STATED PROBLEM:
Write out every entry exactly as it stands.
[Begin RECORD EXTRACTS]
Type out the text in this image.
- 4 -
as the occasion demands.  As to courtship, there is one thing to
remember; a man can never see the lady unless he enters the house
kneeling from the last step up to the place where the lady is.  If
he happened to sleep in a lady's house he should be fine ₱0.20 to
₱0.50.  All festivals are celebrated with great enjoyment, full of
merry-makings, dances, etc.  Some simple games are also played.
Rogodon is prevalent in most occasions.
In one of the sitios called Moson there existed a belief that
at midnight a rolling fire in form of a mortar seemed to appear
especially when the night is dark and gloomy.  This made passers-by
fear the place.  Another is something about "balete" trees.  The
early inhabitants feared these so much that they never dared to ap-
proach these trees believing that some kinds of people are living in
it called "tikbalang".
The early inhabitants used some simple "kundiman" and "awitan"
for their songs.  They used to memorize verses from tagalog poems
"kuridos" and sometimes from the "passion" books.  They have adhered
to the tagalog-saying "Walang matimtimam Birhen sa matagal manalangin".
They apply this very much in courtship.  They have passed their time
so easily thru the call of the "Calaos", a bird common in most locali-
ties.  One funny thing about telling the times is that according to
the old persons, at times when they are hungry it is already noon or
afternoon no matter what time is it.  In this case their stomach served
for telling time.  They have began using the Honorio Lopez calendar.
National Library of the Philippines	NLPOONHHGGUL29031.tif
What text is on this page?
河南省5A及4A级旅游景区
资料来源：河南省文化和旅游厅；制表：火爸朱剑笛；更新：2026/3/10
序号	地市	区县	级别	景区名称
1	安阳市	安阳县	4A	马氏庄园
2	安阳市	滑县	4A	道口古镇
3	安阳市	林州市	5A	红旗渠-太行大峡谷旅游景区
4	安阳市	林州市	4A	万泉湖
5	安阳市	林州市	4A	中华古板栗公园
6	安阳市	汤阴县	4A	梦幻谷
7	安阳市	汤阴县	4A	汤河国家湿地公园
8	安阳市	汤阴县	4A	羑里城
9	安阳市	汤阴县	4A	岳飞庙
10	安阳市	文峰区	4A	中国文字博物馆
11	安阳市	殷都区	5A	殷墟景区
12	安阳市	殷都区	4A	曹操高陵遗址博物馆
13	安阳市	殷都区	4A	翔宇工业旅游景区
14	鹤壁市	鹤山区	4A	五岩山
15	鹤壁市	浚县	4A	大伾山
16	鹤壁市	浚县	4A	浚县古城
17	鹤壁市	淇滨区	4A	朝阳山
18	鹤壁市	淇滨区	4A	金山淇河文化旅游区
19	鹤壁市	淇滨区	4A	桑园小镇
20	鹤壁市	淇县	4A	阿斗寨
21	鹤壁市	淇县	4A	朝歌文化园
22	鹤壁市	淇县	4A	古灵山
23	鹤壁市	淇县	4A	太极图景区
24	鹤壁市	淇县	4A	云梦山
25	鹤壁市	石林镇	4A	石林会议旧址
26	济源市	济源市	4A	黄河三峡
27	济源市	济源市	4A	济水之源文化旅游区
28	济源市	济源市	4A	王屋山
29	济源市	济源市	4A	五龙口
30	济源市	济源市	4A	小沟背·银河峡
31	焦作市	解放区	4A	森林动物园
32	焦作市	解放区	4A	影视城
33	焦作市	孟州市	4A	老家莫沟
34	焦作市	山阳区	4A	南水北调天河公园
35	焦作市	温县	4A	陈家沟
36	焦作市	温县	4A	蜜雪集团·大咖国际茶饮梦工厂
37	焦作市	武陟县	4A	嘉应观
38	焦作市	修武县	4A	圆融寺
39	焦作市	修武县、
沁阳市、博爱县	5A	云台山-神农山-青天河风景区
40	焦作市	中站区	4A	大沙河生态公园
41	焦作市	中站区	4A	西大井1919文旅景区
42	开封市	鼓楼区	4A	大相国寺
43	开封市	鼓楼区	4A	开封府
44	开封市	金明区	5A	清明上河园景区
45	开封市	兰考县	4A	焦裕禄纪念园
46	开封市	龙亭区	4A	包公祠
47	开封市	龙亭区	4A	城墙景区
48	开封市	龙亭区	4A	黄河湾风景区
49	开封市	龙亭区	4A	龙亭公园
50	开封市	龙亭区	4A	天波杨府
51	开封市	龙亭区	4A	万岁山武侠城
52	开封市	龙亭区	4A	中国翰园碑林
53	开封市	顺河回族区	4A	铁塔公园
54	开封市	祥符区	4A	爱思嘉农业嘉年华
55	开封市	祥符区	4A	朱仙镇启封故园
[End RECORD EXTRACTS]
THE RESPONSE:
Type out the text in this image.
- 4 -
as the occasion demands.  As to courtship, there is one thing to
remember; a man can never see the lady unless he enters the house
kneeling from the last step up to the place where the lady is.  If
he happened to sleep in a lady's house he should be fine ₱0.20 to
₱0.50.  All festivals are celebrated with great enjoyment, full of
merry-makings, dances, etc.  Some simple games are also played.
Rogodon is prevalent in most occasions.
In one of the sitios called Moson there existed a belief that
at midnight a rolling fire in form of a mortar seemed to appear
especially when the night is dark and gloomy.  This made passers-by
fear the place.  Another is something about "balete" trees.  The
early inhabitants feared these so much that they never dared to ap-
proach these trees believing that some kinds of people are living in
it called "tikbalang".
The early inhabitants used some simple "kundiman" and "awitan"
for their songs.  They used to memorize verses from tagalog poems
"kuridos" and sometimes from the "passion" books.  They have adhered
to the tagalog-saying "Walang matimtimam Birhen sa matagal manalangin".
They apply this very much in courtship.  They have passed their time
so easily thru the call of the "Calaos", a bird common in most locali-
ties.  One funny thing about telling the times is that according to
the old persons, at times when they are hungry it is already noon or
afternoon no matter what time is it.  In this case their stomach served
for telling time.  They have began using the Honorio Lopez calendar.
National Library of the Philippines	NLPOONHHGGUL29031.tif
What text is on this page?
河南省5A及4A级旅游景区
资料来源：河南省文化和旅游厅；制表：火爸朱剑笛；更新：2026/3/10
序号	地市	区县	级别	景区名称
1	安阳市	安阳县	4A	马氏庄园
2	安阳市	滑县	4A	道口古镇
3	安阳市	林州市	5A	红旗渠-太行大峡谷旅游景区
4	安阳市	林州市	4A	万泉湖
5	安阳市	林州市	4A	中华古板栗公园
6	安阳市	汤阴县	4A	梦幻谷
7	安阳市	汤阴县	4A	汤河国家湿地公园
8	安阳市	汤阴县	4A	羑里城
9	安阳市	汤阴县	4A	岳飞庙
10	安阳市	文峰区	4A	中国文字博物馆
11	安阳市	殷都区	5A	殷墟景区
12	安阳市	殷都区	4A	曹操高陵遗址博物馆
13	安阳市	殷都区	4A	翔宇工业旅游景区
14	鹤壁市	鹤山区	4A	五岩山
15	鹤壁市	浚县	4A	大伾山
16	鹤壁市	浚县	4A	浚县古城
17	鹤壁市	淇滨区	4A	朝阳山
18	鹤壁市	淇滨区	4A	金山淇河文化旅游区
19	鹤壁市	淇滨区	4A	桑园小镇
20	鹤壁市	淇县	4A	阿斗寨
21	鹤壁市	淇县	4A	朝歌文化园
22	鹤壁市	淇县	4A	古灵山
23	鹤壁市	淇县	4A	太极图景区
24	鹤壁市	淇县	4A	云梦山
25	鹤壁市	石林镇	4A	石林会议旧址
26	济源市	济源市	4A	黄河三峡
27	济源市	济源市	4A	济水之源文化旅游区
28	济源市	济源市	4A	王屋山
29	济源市	济源市	4A	五龙口
30	济源市	济源市	4A	小沟背·银河峡
31	焦作市	解放区	4A	森林动物园
32	焦作市	解放区	4A	影视城
33	焦作市	孟州市	4A	老家莫沟
34	焦作市	山阳区	4A	南水北调天河公园
35	焦作市	温县	4A	陈家沟
36	焦作市	温县	4A	蜜雪集团·大咖国际茶饮梦工厂
37	焦作市	武陟县	4A	嘉应观
38	焦作市	修武县	4A	圆融寺
39	焦作市	修武县、
沁阳市、博爱县	5A	云台山-神农山-青天河风景区
40	焦作市	中站区	4A	大沙河生态公园
41	焦作市	中站区	4A	西大井1919文旅景区
42	开封市	鼓楼区	4A	大相国寺
43	开封市	鼓楼区	4A	开封府
44	开封市	金明区	5A	清明上河园景区
45	开封市	兰考县	4A	焦裕禄纪念园
46	开封市	龙亭区	4A	包公祠
47	开封市	龙亭区	4A	城墙景区
48	开封市	龙亭区	4A	黄河湾风景区
49	开封市	龙亭区	4A	龙亭公园
50	开封市	龙亭区	4A	天波杨府
51	开封市	龙亭区	4A	万岁山武侠城
52	开封市	龙亭区	4A	中国翰园碑林
53	开封市	顺河回族区	4A	铁塔公园
54	开封市	祥符区	4A	爱思嘉农业嘉年华
55	开封市	祥符区	4A	朱仙镇启封故园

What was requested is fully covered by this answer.